WHAT TO WORK ON | Write the material out again exactly as it stands.

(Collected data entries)
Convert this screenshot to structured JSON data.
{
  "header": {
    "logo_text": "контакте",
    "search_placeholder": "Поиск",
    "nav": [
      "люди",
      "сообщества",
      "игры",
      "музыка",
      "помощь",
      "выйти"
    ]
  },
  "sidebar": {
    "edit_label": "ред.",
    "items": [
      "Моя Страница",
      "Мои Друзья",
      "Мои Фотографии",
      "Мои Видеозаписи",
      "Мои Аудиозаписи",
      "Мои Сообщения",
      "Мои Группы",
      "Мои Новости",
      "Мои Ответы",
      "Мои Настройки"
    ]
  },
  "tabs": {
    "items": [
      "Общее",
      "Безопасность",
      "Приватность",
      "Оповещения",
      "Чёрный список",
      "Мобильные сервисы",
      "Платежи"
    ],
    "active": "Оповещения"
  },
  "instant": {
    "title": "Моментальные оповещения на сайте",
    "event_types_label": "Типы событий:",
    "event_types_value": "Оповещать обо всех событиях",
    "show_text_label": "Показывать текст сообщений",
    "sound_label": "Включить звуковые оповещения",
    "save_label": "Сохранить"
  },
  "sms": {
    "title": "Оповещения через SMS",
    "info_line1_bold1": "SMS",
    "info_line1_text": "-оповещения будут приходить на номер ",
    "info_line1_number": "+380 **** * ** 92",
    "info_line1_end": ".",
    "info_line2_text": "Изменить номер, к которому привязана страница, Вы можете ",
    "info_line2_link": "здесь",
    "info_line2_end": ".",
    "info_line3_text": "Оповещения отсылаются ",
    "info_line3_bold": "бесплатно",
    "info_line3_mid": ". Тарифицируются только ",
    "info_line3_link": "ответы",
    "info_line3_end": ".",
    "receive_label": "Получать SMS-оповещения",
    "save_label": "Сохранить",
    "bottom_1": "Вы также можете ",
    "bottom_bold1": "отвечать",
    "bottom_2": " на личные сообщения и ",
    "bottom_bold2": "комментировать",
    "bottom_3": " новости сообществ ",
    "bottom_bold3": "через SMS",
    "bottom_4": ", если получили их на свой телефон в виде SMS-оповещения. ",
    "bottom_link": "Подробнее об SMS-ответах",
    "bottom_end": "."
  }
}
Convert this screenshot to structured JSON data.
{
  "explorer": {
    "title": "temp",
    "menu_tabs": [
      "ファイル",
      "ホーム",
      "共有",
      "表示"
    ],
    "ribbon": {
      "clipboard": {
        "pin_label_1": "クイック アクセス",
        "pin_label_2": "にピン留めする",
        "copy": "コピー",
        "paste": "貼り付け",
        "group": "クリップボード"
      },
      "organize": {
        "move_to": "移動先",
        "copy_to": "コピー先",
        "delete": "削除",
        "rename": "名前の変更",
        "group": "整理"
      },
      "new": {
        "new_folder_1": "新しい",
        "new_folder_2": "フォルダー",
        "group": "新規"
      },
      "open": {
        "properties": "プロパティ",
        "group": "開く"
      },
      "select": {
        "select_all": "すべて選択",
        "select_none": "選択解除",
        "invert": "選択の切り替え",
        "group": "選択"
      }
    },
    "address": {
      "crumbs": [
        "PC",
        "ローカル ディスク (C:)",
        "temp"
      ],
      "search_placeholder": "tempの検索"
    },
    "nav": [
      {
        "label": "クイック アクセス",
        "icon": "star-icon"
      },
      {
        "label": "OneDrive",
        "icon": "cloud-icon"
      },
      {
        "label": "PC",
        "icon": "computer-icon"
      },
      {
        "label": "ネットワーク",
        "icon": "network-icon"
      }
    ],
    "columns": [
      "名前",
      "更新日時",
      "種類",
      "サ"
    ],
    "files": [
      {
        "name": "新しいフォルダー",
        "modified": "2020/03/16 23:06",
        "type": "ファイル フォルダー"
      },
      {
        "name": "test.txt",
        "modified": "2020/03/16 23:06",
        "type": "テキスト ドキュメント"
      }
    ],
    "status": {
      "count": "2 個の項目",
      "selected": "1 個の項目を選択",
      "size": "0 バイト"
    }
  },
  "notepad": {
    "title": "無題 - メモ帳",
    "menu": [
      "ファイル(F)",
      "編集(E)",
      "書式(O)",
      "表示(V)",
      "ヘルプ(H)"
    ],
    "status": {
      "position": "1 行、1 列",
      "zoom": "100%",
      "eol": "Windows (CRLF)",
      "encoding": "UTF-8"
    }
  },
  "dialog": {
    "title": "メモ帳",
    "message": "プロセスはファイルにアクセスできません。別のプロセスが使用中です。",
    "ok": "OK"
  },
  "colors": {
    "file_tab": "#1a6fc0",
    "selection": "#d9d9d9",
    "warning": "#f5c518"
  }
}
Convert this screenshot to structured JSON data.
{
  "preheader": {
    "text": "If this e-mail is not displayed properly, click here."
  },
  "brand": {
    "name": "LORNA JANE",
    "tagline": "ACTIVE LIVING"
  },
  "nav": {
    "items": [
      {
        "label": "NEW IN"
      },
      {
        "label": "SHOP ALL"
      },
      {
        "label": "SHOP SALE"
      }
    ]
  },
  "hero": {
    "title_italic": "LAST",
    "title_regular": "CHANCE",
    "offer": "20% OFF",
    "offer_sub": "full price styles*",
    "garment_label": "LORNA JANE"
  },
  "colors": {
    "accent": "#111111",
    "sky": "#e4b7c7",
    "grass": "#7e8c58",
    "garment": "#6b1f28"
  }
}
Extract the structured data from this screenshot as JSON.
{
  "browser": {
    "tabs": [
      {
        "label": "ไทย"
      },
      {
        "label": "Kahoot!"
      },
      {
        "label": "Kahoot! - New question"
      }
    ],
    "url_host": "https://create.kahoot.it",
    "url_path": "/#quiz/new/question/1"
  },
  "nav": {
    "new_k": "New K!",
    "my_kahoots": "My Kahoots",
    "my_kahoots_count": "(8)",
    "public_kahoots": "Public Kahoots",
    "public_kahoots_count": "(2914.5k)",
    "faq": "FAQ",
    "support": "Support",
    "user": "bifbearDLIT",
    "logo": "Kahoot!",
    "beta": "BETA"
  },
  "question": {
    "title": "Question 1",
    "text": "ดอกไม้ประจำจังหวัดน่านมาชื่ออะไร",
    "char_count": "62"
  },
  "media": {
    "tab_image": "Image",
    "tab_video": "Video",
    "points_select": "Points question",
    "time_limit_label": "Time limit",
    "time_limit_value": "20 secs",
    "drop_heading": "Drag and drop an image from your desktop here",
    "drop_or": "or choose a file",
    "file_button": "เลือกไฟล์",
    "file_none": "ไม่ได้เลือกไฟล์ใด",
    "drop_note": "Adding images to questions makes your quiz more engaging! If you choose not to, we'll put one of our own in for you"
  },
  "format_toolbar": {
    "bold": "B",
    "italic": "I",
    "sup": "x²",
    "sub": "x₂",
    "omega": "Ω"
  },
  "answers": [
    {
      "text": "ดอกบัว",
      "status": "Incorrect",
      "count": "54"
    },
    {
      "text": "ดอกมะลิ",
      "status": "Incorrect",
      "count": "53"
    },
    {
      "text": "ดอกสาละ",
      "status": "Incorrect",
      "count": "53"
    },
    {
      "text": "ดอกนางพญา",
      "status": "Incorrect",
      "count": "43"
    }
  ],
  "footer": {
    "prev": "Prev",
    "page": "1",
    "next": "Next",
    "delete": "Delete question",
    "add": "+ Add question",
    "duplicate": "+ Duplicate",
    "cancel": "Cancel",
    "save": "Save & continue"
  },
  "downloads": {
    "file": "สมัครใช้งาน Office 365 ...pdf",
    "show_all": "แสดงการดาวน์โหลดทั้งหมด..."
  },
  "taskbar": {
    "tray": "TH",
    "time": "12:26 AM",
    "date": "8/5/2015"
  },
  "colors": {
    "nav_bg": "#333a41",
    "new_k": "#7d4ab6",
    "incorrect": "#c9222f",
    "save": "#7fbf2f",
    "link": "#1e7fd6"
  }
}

CORRECT OUTPUT |
Convert this screenshot to structured JSON data.
{
  "header": {
    "logo_text": "контакте",
    "search_placeholder": "Поиск",
    "nav": [
      "люди",
      "сообщества",
      "игры",
      "музыка",
      "помощь",
      "выйти"
    ]
  },
  "sidebar": {
    "edit_label": "ред.",
    "items": [
      "Моя Страница",
      "Мои Друзья",
      "Мои Фотографии",
      "Мои Видеозаписи",
      "Мои Аудиозаписи",
      "Мои Сообщения",
      "Мои Группы",
      "Мои Новости",
      "Мои Ответы",
      "Мои Настройки"
    ]
  },
  "tabs": {
    "items": [
      "Общее",
      "Безопасность",
      "Приватность",
      "Оповещения",
      "Чёрный список",
      "Мобильные сервисы",
      "Платежи"
    ],
    "active": "Оповещения"
  },
  "instant": {
    "title": "Моментальные оповещения на сайте",
    "event_types_label": "Типы событий:",
    "event_types_value": "Оповещать обо всех событиях",
    "show_text_label": "Показывать текст сообщений",
    "sound_label": "Включить звуковые оповещения",
    "save_label": "Сохранить"
  },
  "sms": {
    "title": "Оповещения через SMS",
    "info_line1_bold1": "SMS",
    "info_line1_text": "-оповещения будут приходить на номер ",
    "info_line1_number": "+380 **** * ** 92",
    "info_line1_end": ".",
    "info_line2_text": "Изменить номер, к которому привязана страница, Вы можете ",
    "info_line2_link": "здесь",
    "info_line2_end": ".",
    "info_line3_text": "Оповещения отсылаются ",
    "info_line3_bold": "бесплатно",
    "info_line3_mid": ". Тарифицируются только ",
    "info_line3_link": "ответы",
    "info_line3_end": ".",
    "receive_label": "Получать SMS-оповещения",
    "save_label": "Сохранить",
    "bottom_1": "Вы также можете ",
    "bottom_bold1": "отвечать",
    "bottom_2": " на личные сообщения и ",
    "bottom_bold2": "комментировать",
    "bottom_3": " новости сообществ ",
    "bottom_bold3": "через SMS",
    "bottom_4": ", если получили их на свой телефон в виде SMS-оповещения. ",
    "bottom_link": "Подробнее об SMS-ответах",
    "bottom_end": "."
  }
}
Convert this screenshot to structured JSON data.
{
  "explorer": {
    "title": "temp",
    "menu_tabs": [
      "ファイル",
      "ホーム",
      "共有",
      "表示"
    ],
    "ribbon": {
      "clipboard": {
        "pin_label_1": "クイック アクセス",
        "pin_label_2": "にピン留めする",
        "copy": "コピー",
        "paste": "貼り付け",
        "group": "クリップボード"
      },
      "organize": {
        "move_to": "移動先",
        "copy_to": "コピー先",
        "delete": "削除",
        "rename": "名前の変更",
        "group": "整理"
      },
      "new": {
        "new_folder_1": "新しい",
        "new_folder_2": "フォルダー",
        "group": "新規"
      },
      "open": {
        "properties": "プロパティ",
        "group": "開く"
      },
      "select": {
        "select_all": "すべて選択",
        "select_none": "選択解除",
        "invert": "選択の切り替え",
        "group": "選択"
      }
    },
    "address": {
      "crumbs": [
        "PC",
        "ローカル ディスク (C:)",
        "temp"
      ],
      "search_placeholder": "tempの検索"
    },
    "nav": [
      {
        "label": "クイック アクセス",
        "icon": "star-icon"
      },
      {
        "label": "OneDrive",
        "icon": "cloud-icon"
      },
      {
        "label": "PC",
        "icon": "computer-icon"
      },
      {
        "label": "ネットワーク",
        "icon": "network-icon"
      }
    ],
    "columns": [
      "名前",
      "更新日時",
      "種類",
      "サ"
    ],
    "files": [
      {
        "name": "新しいフォルダー",
        "modified": "2020/03/16 23:06",
        "type": "ファイル フォルダー"
      },
      {
        "name": "test.txt",
        "modified": "2020/03/16 23:06",
        "type": "テキスト ドキュメント"
      }
    ],
    "status": {
      "count": "2 個の項目",
      "selected": "1 個の項目を選択",
      "size": "0 バイト"
    }
  },
  "notepad": {
    "title": "無題 - メモ帳",
    "menu": [
      "ファイル(F)",
      "編集(E)",
      "書式(O)",
      "表示(V)",
      "ヘルプ(H)"
    ],
    "status": {
      "position": "1 行、1 列",
      "zoom": "100%",
      "eol": "Windows (CRLF)",
      "encoding": "UTF-8"
    }
  },
  "dialog": {
    "title": "メモ帳",
    "message": "プロセスはファイルにアクセスできません。別のプロセスが使用中です。",
    "ok": "OK"
  },
  "colors": {
    "file_tab": "#1a6fc0",
    "selection": "#d9d9d9",
    "warning": "#f5c518"
  }
}
Convert this screenshot to structured JSON data.
{
  "preheader": {
    "text": "If this e-mail is not displayed properly, click here."
  },
  "brand": {
    "name": "LORNA JANE",
    "tagline": "ACTIVE LIVING"
  },
  "nav": {
    "items": [
      {
        "label": "NEW IN"
      },
      {
        "label": "SHOP ALL"
      },
      {
        "label": "SHOP SALE"
      }
    ]
  },
  "hero": {
    "title_italic": "LAST",
    "title_regular": "CHANCE",
    "offer": "20% OFF",
    "offer_sub": "full price styles*",
    "garment_label": "LORNA JANE"
  },
  "colors": {
    "accent": "#111111",
    "sky": "#e4b7c7",
    "grass": "#7e8c58",
    "garment": "#6b1f28"
  }
}
Extract the structured data from this screenshot as JSON.
{
  "browser": {
    "tabs": [
      {
        "label": "ไทย"
      },
      {
        "label": "Kahoot!"
      },
      {
        "label": "Kahoot! - New question"
      }
    ],
    "url_host": "https://create.kahoot.it",
    "url_path": "/#quiz/new/question/1"
  },
  "nav": {
    "new_k": "New K!",
    "my_kahoots": "My Kahoots",
    "my_kahoots_count": "(8)",
    "public_kahoots": "Public Kahoots",
    "public_kahoots_count": "(2914.5k)",
    "faq": "FAQ",
    "support": "Support",
    "user": "bifbearDLIT",
    "logo": "Kahoot!",
    "beta": "BETA"
  },
  "question": {
    "title": "Question 1",
    "text": "ดอกไม้ประจำจังหวัดน่านมาชื่ออะไร",
    "char_count": "62"
  },
  "media": {
    "tab_image": "Image",
    "tab_video": "Video",
    "points_select": "Points question",
    "time_limit_label": "Time limit",
    "time_limit_value": "20 secs",
    "drop_heading": "Drag and drop an image from your desktop here",
    "drop_or": "or choose a file",
    "file_button": "เลือกไฟล์",
    "file_none": "ไม่ได้เลือกไฟล์ใด",
    "drop_note": "Adding images to questions makes your quiz more engaging! If you choose not to, we'll put one of our own in for you"
  },
  "format_toolbar": {
    "bold": "B",
    "italic": "I",
    "sup": "x²",
    "sub": "x₂",
    "omega": "Ω"
  },
  "answers": [
    {
      "text": "ดอกบัว",
      "status": "Incorrect",
      "count": "54"
    },
    {
      "text": "ดอกมะลิ",
      "status": "Incorrect",
      "count": "53"
    },
    {
      "text": "ดอกสาละ",
      "status": "Incorrect",
      "count": "53"
    },
    {
      "text": "ดอกนางพญา",
      "status": "Incorrect",
      "count": "43"
    }
  ],
  "footer": {
    "prev": "Prev",
    "page": "1",
    "next": "Next",
    "delete": "Delete question",
    "add": "+ Add question",
    "duplicate": "+ Duplicate",
    "cancel": "Cancel",
    "save": "Save & continue"
  },
  "downloads": {
    "file": "สมัครใช้งาน Office 365 ...pdf",
    "show_all": "แสดงการดาวน์โหลดทั้งหมด..."
  },
  "taskbar": {
    "tray": "TH",
    "time": "12:26 AM",
    "date": "8/5/2015"
  },
  "colors": {
    "nav_bg": "#333a41",
    "new_k": "#7d4ab6",
    "incorrect": "#c9222f",
    "save": "#7fbf2f",
    "link": "#1e7fd6"
  }
}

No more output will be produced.